• [Your objective] Extract every one of the lines below without changing a character, and leave the pictures out.

____

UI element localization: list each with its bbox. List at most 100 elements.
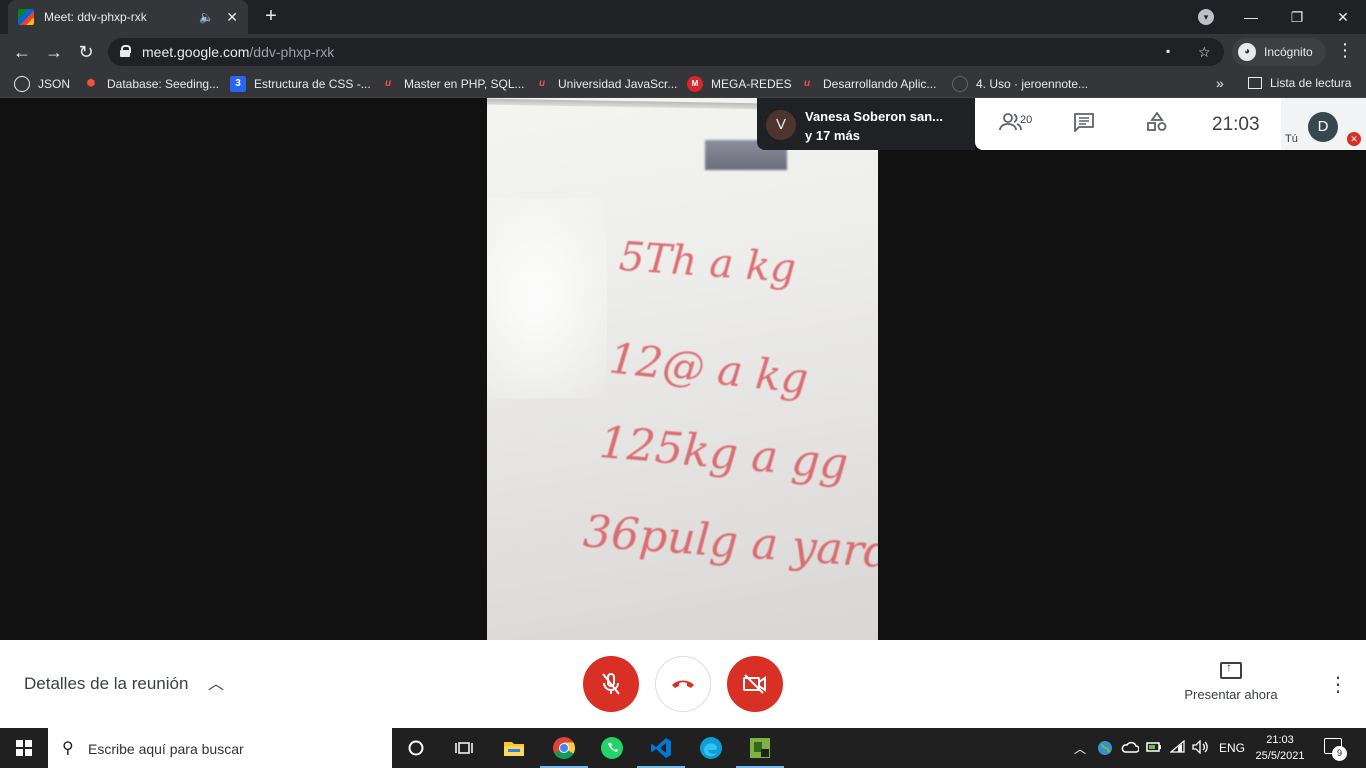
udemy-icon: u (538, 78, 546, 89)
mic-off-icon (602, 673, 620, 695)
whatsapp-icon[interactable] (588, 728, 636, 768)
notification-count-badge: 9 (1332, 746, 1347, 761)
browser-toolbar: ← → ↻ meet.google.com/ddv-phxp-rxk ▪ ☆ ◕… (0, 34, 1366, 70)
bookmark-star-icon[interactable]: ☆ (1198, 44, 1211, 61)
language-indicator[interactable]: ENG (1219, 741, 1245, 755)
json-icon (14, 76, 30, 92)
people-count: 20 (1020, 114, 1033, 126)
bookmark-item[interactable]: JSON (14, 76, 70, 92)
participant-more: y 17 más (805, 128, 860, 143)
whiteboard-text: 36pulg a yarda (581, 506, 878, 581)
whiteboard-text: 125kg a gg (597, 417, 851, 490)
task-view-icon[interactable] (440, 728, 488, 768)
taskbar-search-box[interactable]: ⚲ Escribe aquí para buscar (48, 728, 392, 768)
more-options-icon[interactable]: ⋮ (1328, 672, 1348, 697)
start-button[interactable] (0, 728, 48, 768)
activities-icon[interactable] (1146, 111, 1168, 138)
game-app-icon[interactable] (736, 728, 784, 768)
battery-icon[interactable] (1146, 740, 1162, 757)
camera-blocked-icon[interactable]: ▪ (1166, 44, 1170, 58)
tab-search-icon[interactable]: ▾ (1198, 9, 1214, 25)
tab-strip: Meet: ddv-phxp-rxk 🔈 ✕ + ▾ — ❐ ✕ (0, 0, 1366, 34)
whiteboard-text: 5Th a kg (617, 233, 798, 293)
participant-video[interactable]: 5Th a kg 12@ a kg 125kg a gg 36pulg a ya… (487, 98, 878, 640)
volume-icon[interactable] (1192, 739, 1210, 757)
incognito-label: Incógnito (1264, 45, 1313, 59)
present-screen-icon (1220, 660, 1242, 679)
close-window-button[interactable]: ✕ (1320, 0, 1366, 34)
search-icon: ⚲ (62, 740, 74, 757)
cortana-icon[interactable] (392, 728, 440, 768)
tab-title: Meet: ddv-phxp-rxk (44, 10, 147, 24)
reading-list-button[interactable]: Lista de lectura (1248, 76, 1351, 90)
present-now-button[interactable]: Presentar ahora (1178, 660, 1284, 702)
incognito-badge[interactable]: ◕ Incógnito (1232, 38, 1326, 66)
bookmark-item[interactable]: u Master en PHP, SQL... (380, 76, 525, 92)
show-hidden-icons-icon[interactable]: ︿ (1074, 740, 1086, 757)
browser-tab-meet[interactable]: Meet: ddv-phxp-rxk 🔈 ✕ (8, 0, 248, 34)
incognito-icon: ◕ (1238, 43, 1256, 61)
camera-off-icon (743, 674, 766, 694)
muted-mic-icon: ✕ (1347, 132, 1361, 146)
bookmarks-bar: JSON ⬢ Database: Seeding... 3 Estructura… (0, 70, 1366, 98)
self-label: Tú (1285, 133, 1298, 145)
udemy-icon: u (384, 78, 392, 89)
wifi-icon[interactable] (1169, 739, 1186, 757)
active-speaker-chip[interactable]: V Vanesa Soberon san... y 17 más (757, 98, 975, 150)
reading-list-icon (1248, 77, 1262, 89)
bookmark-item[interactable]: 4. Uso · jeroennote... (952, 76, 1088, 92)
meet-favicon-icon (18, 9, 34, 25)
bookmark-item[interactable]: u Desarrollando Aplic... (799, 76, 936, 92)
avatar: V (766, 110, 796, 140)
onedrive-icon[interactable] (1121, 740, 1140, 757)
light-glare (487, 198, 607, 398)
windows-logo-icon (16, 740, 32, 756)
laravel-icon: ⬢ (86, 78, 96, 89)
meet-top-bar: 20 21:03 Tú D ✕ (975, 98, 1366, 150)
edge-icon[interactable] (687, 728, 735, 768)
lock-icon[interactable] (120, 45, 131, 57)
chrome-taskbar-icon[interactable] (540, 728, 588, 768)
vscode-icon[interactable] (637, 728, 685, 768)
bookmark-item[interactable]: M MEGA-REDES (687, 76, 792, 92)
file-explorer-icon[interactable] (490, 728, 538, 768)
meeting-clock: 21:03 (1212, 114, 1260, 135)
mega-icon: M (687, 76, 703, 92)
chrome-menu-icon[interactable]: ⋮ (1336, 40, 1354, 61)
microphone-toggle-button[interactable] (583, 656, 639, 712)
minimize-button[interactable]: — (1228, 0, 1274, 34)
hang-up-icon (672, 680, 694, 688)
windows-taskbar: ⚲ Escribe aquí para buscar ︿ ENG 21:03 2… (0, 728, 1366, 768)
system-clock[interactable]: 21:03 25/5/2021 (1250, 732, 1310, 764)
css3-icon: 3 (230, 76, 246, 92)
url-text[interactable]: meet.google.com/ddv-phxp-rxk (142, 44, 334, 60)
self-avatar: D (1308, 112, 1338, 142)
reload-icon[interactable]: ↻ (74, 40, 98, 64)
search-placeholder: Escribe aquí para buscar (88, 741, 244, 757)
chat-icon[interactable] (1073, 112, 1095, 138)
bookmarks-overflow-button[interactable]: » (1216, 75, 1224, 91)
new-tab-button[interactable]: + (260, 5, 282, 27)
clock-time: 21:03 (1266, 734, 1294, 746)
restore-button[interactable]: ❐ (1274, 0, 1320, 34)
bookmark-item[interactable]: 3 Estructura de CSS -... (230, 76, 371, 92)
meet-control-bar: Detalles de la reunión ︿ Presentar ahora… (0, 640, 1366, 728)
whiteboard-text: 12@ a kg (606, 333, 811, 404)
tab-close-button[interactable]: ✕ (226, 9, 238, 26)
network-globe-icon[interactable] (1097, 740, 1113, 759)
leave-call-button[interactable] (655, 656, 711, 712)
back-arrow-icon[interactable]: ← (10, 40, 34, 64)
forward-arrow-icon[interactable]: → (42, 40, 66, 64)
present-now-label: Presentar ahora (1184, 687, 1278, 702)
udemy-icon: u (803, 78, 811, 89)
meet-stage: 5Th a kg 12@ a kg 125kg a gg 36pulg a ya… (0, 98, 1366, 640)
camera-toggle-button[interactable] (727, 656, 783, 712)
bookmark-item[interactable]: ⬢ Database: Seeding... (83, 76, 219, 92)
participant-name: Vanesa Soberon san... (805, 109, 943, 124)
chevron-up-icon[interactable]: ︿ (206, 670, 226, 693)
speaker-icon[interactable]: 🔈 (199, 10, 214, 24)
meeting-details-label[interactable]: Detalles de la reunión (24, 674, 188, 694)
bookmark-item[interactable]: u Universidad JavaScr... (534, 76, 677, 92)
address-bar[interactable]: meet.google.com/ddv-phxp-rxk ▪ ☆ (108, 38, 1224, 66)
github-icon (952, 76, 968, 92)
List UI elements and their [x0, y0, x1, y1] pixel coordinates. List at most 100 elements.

____

• [Output of the task]
UI element localization: list each with its bbox. List at most 100 elements.
udemy-icon: u (538, 78, 546, 89)
mic-off-icon (602, 673, 620, 695)
whatsapp-icon[interactable] (588, 728, 636, 768)
notification-count-badge: 9 (1332, 746, 1347, 761)
browser-toolbar: ← → ↻ meet.google.com/ddv-phxp-rxk ▪ ☆ ◕… (0, 34, 1366, 70)
bookmark-star-icon[interactable]: ☆ (1198, 44, 1211, 61)
language-indicator[interactable]: ENG (1219, 741, 1245, 755)
json-icon (14, 76, 30, 92)
people-count: 20 (1020, 114, 1033, 126)
bookmark-item[interactable]: JSON (14, 76, 70, 92)
participant-more: y 17 más (805, 128, 860, 143)
whiteboard-text: 36pulg a yarda (581, 506, 878, 581)
whiteboard-text: 125kg a gg (597, 417, 851, 490)
task-view-icon[interactable] (440, 728, 488, 768)
taskbar-search-box[interactable]: ⚲ Escribe aquí para buscar (48, 728, 392, 768)
more-options-icon[interactable]: ⋮ (1328, 672, 1348, 697)
start-button[interactable] (0, 728, 48, 768)
activities-icon[interactable] (1146, 111, 1168, 138)
game-app-icon[interactable] (736, 728, 784, 768)
battery-icon[interactable] (1146, 740, 1162, 757)
camera-blocked-icon[interactable]: ▪ (1166, 44, 1170, 58)
tab-search-icon[interactable]: ▾ (1198, 9, 1214, 25)
tab-strip: Meet: ddv-phxp-rxk 🔈 ✕ + ▾ — ❐ ✕ (0, 0, 1366, 34)
whiteboard-text: 5Th a kg (617, 233, 798, 293)
participant-video[interactable]: 5Th a kg 12@ a kg 125kg a gg 36pulg a ya… (487, 98, 878, 640)
volume-icon[interactable] (1192, 739, 1210, 757)
incognito-label: Incógnito (1264, 45, 1313, 59)
present-screen-icon (1220, 660, 1242, 679)
close-window-button[interactable]: ✕ (1320, 0, 1366, 34)
search-icon: ⚲ (62, 740, 74, 757)
cortana-icon[interactable] (392, 728, 440, 768)
tab-title: Meet: ddv-phxp-rxk (44, 10, 147, 24)
reading-list-button[interactable]: Lista de lectura (1248, 76, 1351, 90)
present-now-button[interactable]: Presentar ahora (1178, 660, 1284, 702)
incognito-badge[interactable]: ◕ Incógnito (1232, 38, 1326, 66)
bookmark-item[interactable]: u Master en PHP, SQL... (380, 76, 525, 92)
show-hidden-icons-icon[interactable]: ︿ (1074, 740, 1086, 757)
browser-tab-meet[interactable]: Meet: ddv-phxp-rxk 🔈 ✕ (8, 0, 248, 34)
incognito-icon: ◕ (1238, 43, 1256, 61)
camera-off-icon (743, 674, 766, 694)
muted-mic-icon: ✕ (1347, 132, 1361, 146)
bookmarks-bar: JSON ⬢ Database: Seeding... 3 Estructura… (0, 70, 1366, 98)
self-label: Tú (1285, 133, 1298, 145)
udemy-icon: u (384, 78, 392, 89)
wifi-icon[interactable] (1169, 739, 1186, 757)
active-speaker-chip[interactable]: V Vanesa Soberon san... y 17 más (757, 98, 975, 150)
reading-list-icon (1248, 77, 1262, 89)
bookmark-item[interactable]: 4. Uso · jeroennote... (952, 76, 1088, 92)
meet-favicon-icon (18, 9, 34, 25)
bookmark-item[interactable]: u Desarrollando Aplic... (799, 76, 936, 92)
avatar: V (766, 110, 796, 140)
onedrive-icon[interactable] (1121, 740, 1140, 757)
light-glare (487, 198, 607, 398)
windows-logo-icon (16, 740, 32, 756)
laravel-icon: ⬢ (86, 78, 96, 89)
meet-top-bar: 20 21:03 Tú D ✕ (975, 98, 1366, 150)
edge-icon[interactable] (687, 728, 735, 768)
lock-icon[interactable] (120, 45, 131, 57)
chrome-taskbar-icon[interactable] (540, 728, 588, 768)
vscode-icon[interactable] (637, 728, 685, 768)
bookmark-item[interactable]: M MEGA-REDES (687, 76, 792, 92)
file-explorer-icon[interactable] (490, 728, 538, 768)
meeting-clock: 21:03 (1212, 114, 1260, 135)
mega-icon: M (687, 76, 703, 92)
chrome-menu-icon[interactable]: ⋮ (1336, 40, 1354, 61)
microphone-toggle-button[interactable] (583, 656, 639, 712)
minimize-button[interactable]: — (1228, 0, 1274, 34)
hang-up-icon (672, 680, 694, 688)
windows-taskbar: ⚲ Escribe aquí para buscar ︿ ENG 21:03 2… (0, 728, 1366, 768)
system-clock[interactable]: 21:03 25/5/2021 (1250, 732, 1310, 764)
css3-icon: 3 (230, 76, 246, 92)
url-text[interactable]: meet.google.com/ddv-phxp-rxk (142, 44, 334, 60)
self-avatar: D (1308, 112, 1338, 142)
reload-icon[interactable]: ↻ (74, 40, 98, 64)
search-placeholder: Escribe aquí para buscar (88, 741, 244, 757)
chat-icon[interactable] (1073, 112, 1095, 138)
bookmarks-overflow-button[interactable]: » (1216, 75, 1224, 91)
new-tab-button[interactable]: + (260, 5, 282, 27)
clock-time: 21:03 (1266, 734, 1294, 746)
restore-button[interactable]: ❐ (1274, 0, 1320, 34)
bookmark-item[interactable]: 3 Estructura de CSS -... (230, 76, 371, 92)
meet-control-bar: Detalles de la reunión ︿ Presentar ahora… (0, 640, 1366, 728)
whiteboard-text: 12@ a kg (606, 333, 811, 404)
tab-close-button[interactable]: ✕ (226, 9, 238, 26)
network-globe-icon[interactable] (1097, 740, 1113, 759)
leave-call-button[interactable] (655, 656, 711, 712)
back-arrow-icon[interactable]: ← (10, 40, 34, 64)
forward-arrow-icon[interactable]: → (42, 40, 66, 64)
present-now-label: Presentar ahora (1184, 687, 1278, 702)
udemy-icon: u (803, 78, 811, 89)
meet-stage: 5Th a kg 12@ a kg 125kg a gg 36pulg a ya… (0, 98, 1366, 640)
camera-toggle-button[interactable] (727, 656, 783, 712)
bookmark-item[interactable]: ⬢ Database: Seeding... (83, 76, 219, 92)
participant-name: Vanesa Soberon san... (805, 109, 943, 124)
chevron-up-icon[interactable]: ︿ (206, 670, 226, 693)
speaker-icon[interactable]: 🔈 (199, 10, 214, 24)
meeting-details-label[interactable]: Detalles de la reunión (24, 674, 188, 694)
bookmark-item[interactable]: u Universidad JavaScr... (534, 76, 677, 92)
address-bar[interactable]: meet.google.com/ddv-phxp-rxk ▪ ☆ (108, 38, 1224, 66)
github-icon (952, 76, 968, 92)
List UI elements and their [x0, y0, x1, y1] pixel coordinates. List at most 100 elements.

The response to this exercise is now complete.